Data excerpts
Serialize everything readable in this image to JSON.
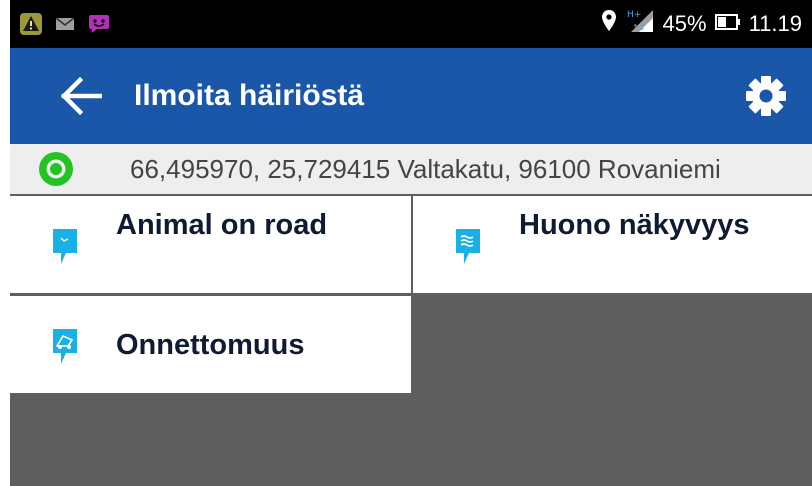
{
  "status_bar": {
    "notifications": [
      "warning-icon",
      "mail-icon",
      "chat-icon"
    ],
    "battery_percent": "45%",
    "time": "11.19",
    "network": "H+"
  },
  "app_bar": {
    "title": "Ilmoita häiriöstä",
    "color": "#1a57a8"
  },
  "location": {
    "text": "66,495970, 25,729415  Valtakatu, 96100 Rovaniemi",
    "status_color": "#22c322"
  },
  "tiles": [
    {
      "label": "Animal on road",
      "icon": "animal-report-icon"
    },
    {
      "label": "Huono näkyvyys",
      "icon": "fog-report-icon"
    },
    {
      "label": "Onnettomuus",
      "icon": "accident-report-icon"
    }
  ]
}
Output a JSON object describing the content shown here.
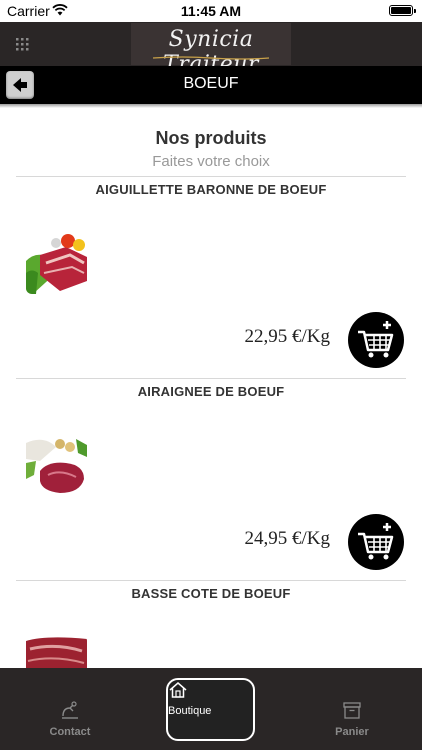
{
  "status_bar": {
    "carrier": "Carrier",
    "time": "11:45 AM"
  },
  "header": {
    "logo_text": "Synicia Traiteur",
    "menu_icon": "grid-icon"
  },
  "nav": {
    "title": "BOEUF",
    "back_icon": "back-arrow-icon"
  },
  "main": {
    "heading": "Nos produits",
    "subheading": "Faites votre choix",
    "products": [
      {
        "name": "AIGUILLETTE BARONNE DE BOEUF",
        "price": "22,95 €/Kg"
      },
      {
        "name": "AIRAIGNEE DE BOEUF",
        "price": "24,95 €/Kg"
      },
      {
        "name": "BASSE COTE DE BOEUF",
        "price": ""
      }
    ]
  },
  "tabbar": {
    "tabs": [
      {
        "label": "Contact",
        "icon": "contact-icon"
      },
      {
        "label": "Boutique",
        "icon": "home-icon",
        "active": true
      },
      {
        "label": "Panier",
        "icon": "box-icon"
      }
    ]
  },
  "colors": {
    "bar_bg": "#2a2626",
    "nav_bg": "#000000",
    "accent_gold": "#c9a24a"
  }
}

- SHORT TASK
Retype the data above exactly; pictures are not part of the copy.

- CORRECT ANSWER
Serialize everything readable in this image to JSON.
{
  "status_bar": {
    "notifications": [
      "warning-icon",
      "mail-icon",
      "chat-icon"
    ],
    "battery_percent": "45%",
    "time": "11.19",
    "network": "H+"
  },
  "app_bar": {
    "title": "Ilmoita häiriöstä",
    "color": "#1a57a8"
  },
  "location": {
    "text": "66,495970, 25,729415  Valtakatu, 96100 Rovaniemi",
    "status_color": "#22c322"
  },
  "tiles": [
    {
      "label": "Animal on road",
      "icon": "animal-report-icon"
    },
    {
      "label": "Huono näkyvyys",
      "icon": "fog-report-icon"
    },
    {
      "label": "Onnettomuus",
      "icon": "accident-report-icon"
    }
  ]
}
Output a JSON object describing the content shown here.
{
  "status_bar": {
    "carrier": "Carrier",
    "time": "11:45 AM"
  },
  "header": {
    "logo_text": "Synicia Traiteur",
    "menu_icon": "grid-icon"
  },
  "nav": {
    "title": "BOEUF",
    "back_icon": "back-arrow-icon"
  },
  "main": {
    "heading": "Nos produits",
    "subheading": "Faites votre choix",
    "products": [
      {
        "name": "AIGUILLETTE BARONNE DE BOEUF",
        "price": "22,95 €/Kg"
      },
      {
        "name": "AIRAIGNEE DE BOEUF",
        "price": "24,95 €/Kg"
      },
      {
        "name": "BASSE COTE DE BOEUF",
        "price": ""
      }
    ]
  },
  "tabbar": {
    "tabs": [
      {
        "label": "Contact",
        "icon": "contact-icon"
      },
      {
        "label": "Boutique",
        "icon": "home-icon",
        "active": true
      },
      {
        "label": "Panier",
        "icon": "box-icon"
      }
    ]
  },
  "colors": {
    "bar_bg": "#2a2626",
    "nav_bg": "#000000",
    "accent_gold": "#c9a24a"
  }
}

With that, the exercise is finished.